Material provided.
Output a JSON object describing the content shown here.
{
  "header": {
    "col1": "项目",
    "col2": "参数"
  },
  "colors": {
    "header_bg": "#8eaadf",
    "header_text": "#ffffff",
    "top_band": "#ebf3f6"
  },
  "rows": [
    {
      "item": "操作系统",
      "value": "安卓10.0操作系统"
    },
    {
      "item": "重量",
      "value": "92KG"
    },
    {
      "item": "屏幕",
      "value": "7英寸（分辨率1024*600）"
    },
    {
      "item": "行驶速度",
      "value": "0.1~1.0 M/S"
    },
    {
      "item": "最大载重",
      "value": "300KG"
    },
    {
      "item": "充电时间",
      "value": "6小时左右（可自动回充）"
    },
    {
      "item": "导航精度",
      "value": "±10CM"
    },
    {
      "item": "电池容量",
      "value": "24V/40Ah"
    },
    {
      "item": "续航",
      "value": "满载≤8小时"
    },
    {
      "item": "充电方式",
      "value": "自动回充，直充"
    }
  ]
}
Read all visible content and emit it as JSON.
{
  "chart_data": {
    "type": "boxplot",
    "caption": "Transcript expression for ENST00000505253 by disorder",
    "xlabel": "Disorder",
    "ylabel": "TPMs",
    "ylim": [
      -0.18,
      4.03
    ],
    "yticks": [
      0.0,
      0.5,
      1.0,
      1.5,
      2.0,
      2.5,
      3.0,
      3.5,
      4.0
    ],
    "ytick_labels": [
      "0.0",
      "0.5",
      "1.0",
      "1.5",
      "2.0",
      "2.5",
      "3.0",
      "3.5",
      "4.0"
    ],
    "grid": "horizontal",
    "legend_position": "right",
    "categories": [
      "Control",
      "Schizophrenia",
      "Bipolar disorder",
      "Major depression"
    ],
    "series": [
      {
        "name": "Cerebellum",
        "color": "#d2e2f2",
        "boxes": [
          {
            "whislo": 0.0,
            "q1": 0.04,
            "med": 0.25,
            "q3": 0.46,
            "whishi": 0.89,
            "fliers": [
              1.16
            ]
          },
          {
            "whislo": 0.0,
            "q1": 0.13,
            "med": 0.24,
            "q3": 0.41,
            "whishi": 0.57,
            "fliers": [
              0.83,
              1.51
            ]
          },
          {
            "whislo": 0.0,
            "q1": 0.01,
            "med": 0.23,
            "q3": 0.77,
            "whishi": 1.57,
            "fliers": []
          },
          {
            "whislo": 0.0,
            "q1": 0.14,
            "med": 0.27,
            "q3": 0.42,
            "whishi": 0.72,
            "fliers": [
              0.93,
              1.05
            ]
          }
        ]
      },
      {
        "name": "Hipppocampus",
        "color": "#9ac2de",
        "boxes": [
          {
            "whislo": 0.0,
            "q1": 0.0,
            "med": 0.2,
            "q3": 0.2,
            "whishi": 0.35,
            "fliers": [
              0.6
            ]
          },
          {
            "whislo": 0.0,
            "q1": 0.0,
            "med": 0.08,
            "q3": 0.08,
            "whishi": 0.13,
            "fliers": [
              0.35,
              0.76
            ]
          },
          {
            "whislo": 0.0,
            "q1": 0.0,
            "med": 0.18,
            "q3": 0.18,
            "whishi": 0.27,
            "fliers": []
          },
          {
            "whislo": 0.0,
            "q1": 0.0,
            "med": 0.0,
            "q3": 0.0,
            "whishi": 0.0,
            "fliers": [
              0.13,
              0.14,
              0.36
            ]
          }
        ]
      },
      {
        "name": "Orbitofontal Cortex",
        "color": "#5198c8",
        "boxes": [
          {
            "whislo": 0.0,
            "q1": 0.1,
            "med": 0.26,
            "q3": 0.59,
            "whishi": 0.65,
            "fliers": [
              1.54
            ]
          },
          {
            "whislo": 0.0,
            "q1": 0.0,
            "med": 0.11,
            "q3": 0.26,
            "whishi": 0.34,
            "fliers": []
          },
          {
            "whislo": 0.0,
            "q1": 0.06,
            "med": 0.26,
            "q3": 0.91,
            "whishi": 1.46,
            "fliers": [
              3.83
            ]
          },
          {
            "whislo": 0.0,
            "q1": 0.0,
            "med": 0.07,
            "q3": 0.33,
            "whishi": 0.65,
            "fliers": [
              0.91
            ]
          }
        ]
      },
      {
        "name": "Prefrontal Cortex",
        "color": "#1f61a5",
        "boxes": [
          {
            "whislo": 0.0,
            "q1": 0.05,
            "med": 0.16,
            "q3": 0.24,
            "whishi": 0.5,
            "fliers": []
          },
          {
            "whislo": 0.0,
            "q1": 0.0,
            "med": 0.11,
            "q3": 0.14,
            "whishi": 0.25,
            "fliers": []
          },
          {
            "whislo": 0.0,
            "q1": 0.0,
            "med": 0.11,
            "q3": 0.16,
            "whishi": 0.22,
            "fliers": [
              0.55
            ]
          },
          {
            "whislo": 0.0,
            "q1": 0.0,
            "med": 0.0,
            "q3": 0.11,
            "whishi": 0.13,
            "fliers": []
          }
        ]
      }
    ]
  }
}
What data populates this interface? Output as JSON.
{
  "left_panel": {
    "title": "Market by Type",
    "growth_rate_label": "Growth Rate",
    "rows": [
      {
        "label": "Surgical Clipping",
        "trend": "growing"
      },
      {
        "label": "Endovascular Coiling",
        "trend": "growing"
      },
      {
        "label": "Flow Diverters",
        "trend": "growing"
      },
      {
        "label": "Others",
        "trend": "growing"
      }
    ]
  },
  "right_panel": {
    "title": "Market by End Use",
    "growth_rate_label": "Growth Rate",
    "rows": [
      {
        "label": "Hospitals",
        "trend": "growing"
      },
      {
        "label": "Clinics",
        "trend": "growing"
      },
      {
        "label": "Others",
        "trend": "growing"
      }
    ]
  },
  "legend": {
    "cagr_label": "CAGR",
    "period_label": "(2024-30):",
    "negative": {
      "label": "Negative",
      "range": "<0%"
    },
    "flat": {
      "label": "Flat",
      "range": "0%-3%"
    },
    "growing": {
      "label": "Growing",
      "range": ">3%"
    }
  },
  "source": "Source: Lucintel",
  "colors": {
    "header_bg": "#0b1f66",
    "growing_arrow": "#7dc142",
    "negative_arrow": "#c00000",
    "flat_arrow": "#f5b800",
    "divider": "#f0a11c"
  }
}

Written problem. The records above should be restated word for word, please.

Result of this task.
Output a JSON object describing the content shown here.
{
  "header": {
    "col1": "项目",
    "col2": "参数"
  },
  "colors": {
    "header_bg": "#8eaadf",
    "header_text": "#ffffff",
    "top_band": "#ebf3f6"
  },
  "rows": [
    {
      "item": "操作系统",
      "value": "安卓10.0操作系统"
    },
    {
      "item": "重量",
      "value": "92KG"
    },
    {
      "item": "屏幕",
      "value": "7英寸（分辨率1024*600）"
    },
    {
      "item": "行驶速度",
      "value": "0.1~1.0 M/S"
    },
    {
      "item": "最大载重",
      "value": "300KG"
    },
    {
      "item": "充电时间",
      "value": "6小时左右（可自动回充）"
    },
    {
      "item": "导航精度",
      "value": "±10CM"
    },
    {
      "item": "电池容量",
      "value": "24V/40Ah"
    },
    {
      "item": "续航",
      "value": "满载≤8小时"
    },
    {
      "item": "充电方式",
      "value": "自动回充，直充"
    }
  ]
}
Read all visible content and emit it as JSON.
{
  "chart_data": {
    "type": "boxplot",
    "caption": "Transcript expression for ENST00000505253 by disorder",
    "xlabel": "Disorder",
    "ylabel": "TPMs",
    "ylim": [
      -0.18,
      4.03
    ],
    "yticks": [
      0.0,
      0.5,
      1.0,
      1.5,
      2.0,
      2.5,
      3.0,
      3.5,
      4.0
    ],
    "ytick_labels": [
      "0.0",
      "0.5",
      "1.0",
      "1.5",
      "2.0",
      "2.5",
      "3.0",
      "3.5",
      "4.0"
    ],
    "grid": "horizontal",
    "legend_position": "right",
    "categories": [
      "Control",
      "Schizophrenia",
      "Bipolar disorder",
      "Major depression"
    ],
    "series": [
      {
        "name": "Cerebellum",
        "color": "#d2e2f2",
        "boxes": [
          {
            "whislo": 0.0,
            "q1": 0.04,
            "med": 0.25,
            "q3": 0.46,
            "whishi": 0.89,
            "fliers": [
              1.16
            ]
          },
          {
            "whislo": 0.0,
            "q1": 0.13,
            "med": 0.24,
            "q3": 0.41,
            "whishi": 0.57,
            "fliers": [
              0.83,
              1.51
            ]
          },
          {
            "whislo": 0.0,
            "q1": 0.01,
            "med": 0.23,
            "q3": 0.77,
            "whishi": 1.57,
            "fliers": []
          },
          {
            "whislo": 0.0,
            "q1": 0.14,
            "med": 0.27,
            "q3": 0.42,
            "whishi": 0.72,
            "fliers": [
              0.93,
              1.05
            ]
          }
        ]
      },
      {
        "name": "Hipppocampus",
        "color": "#9ac2de",
        "boxes": [
          {
            "whislo": 0.0,
            "q1": 0.0,
            "med": 0.2,
            "q3": 0.2,
            "whishi": 0.35,
            "fliers": [
              0.6
            ]
          },
          {
            "whislo": 0.0,
            "q1": 0.0,
            "med": 0.08,
            "q3": 0.08,
            "whishi": 0.13,
            "fliers": [
              0.35,
              0.76
            ]
          },
          {
            "whislo": 0.0,
            "q1": 0.0,
            "med": 0.18,
            "q3": 0.18,
            "whishi": 0.27,
            "fliers": []
          },
          {
            "whislo": 0.0,
            "q1": 0.0,
            "med": 0.0,
            "q3": 0.0,
            "whishi": 0.0,
            "fliers": [
              0.13,
              0.14,
              0.36
            ]
          }
        ]
      },
      {
        "name": "Orbitofontal Cortex",
        "color": "#5198c8",
        "boxes": [
          {
            "whislo": 0.0,
            "q1": 0.1,
            "med": 0.26,
            "q3": 0.59,
            "whishi": 0.65,
            "fliers": [
              1.54
            ]
          },
          {
            "whislo": 0.0,
            "q1": 0.0,
            "med": 0.11,
            "q3": 0.26,
            "whishi": 0.34,
            "fliers": []
          },
          {
            "whislo": 0.0,
            "q1": 0.06,
            "med": 0.26,
            "q3": 0.91,
            "whishi": 1.46,
            "fliers": [
              3.83
            ]
          },
          {
            "whislo": 0.0,
            "q1": 0.0,
            "med": 0.07,
            "q3": 0.33,
            "whishi": 0.65,
            "fliers": [
              0.91
            ]
          }
        ]
      },
      {
        "name": "Prefrontal Cortex",
        "color": "#1f61a5",
        "boxes": [
          {
            "whislo": 0.0,
            "q1": 0.05,
            "med": 0.16,
            "q3": 0.24,
            "whishi": 0.5,
            "fliers": []
          },
          {
            "whislo": 0.0,
            "q1": 0.0,
            "med": 0.11,
            "q3": 0.14,
            "whishi": 0.25,
            "fliers": []
          },
          {
            "whislo": 0.0,
            "q1": 0.0,
            "med": 0.11,
            "q3": 0.16,
            "whishi": 0.22,
            "fliers": [
              0.55
            ]
          },
          {
            "whislo": 0.0,
            "q1": 0.0,
            "med": 0.0,
            "q3": 0.11,
            "whishi": 0.13,
            "fliers": []
          }
        ]
      }
    ]
  }
}
What data populates this interface? Output as JSON.
{
  "left_panel": {
    "title": "Market by Type",
    "growth_rate_label": "Growth Rate",
    "rows": [
      {
        "label": "Surgical Clipping",
        "trend": "growing"
      },
      {
        "label": "Endovascular Coiling",
        "trend": "growing"
      },
      {
        "label": "Flow Diverters",
        "trend": "growing"
      },
      {
        "label": "Others",
        "trend": "growing"
      }
    ]
  },
  "right_panel": {
    "title": "Market by End Use",
    "growth_rate_label": "Growth Rate",
    "rows": [
      {
        "label": "Hospitals",
        "trend": "growing"
      },
      {
        "label": "Clinics",
        "trend": "growing"
      },
      {
        "label": "Others",
        "trend": "growing"
      }
    ]
  },
  "legend": {
    "cagr_label": "CAGR",
    "period_label": "(2024-30):",
    "negative": {
      "label": "Negative",
      "range": "<0%"
    },
    "flat": {
      "label": "Flat",
      "range": "0%-3%"
    },
    "growing": {
      "label": "Growing",
      "range": ">3%"
    }
  },
  "source": "Source: Lucintel",
  "colors": {
    "header_bg": "#0b1f66",
    "growing_arrow": "#7dc142",
    "negative_arrow": "#c00000",
    "flat_arrow": "#f5b800",
    "divider": "#f0a11c"
  }
}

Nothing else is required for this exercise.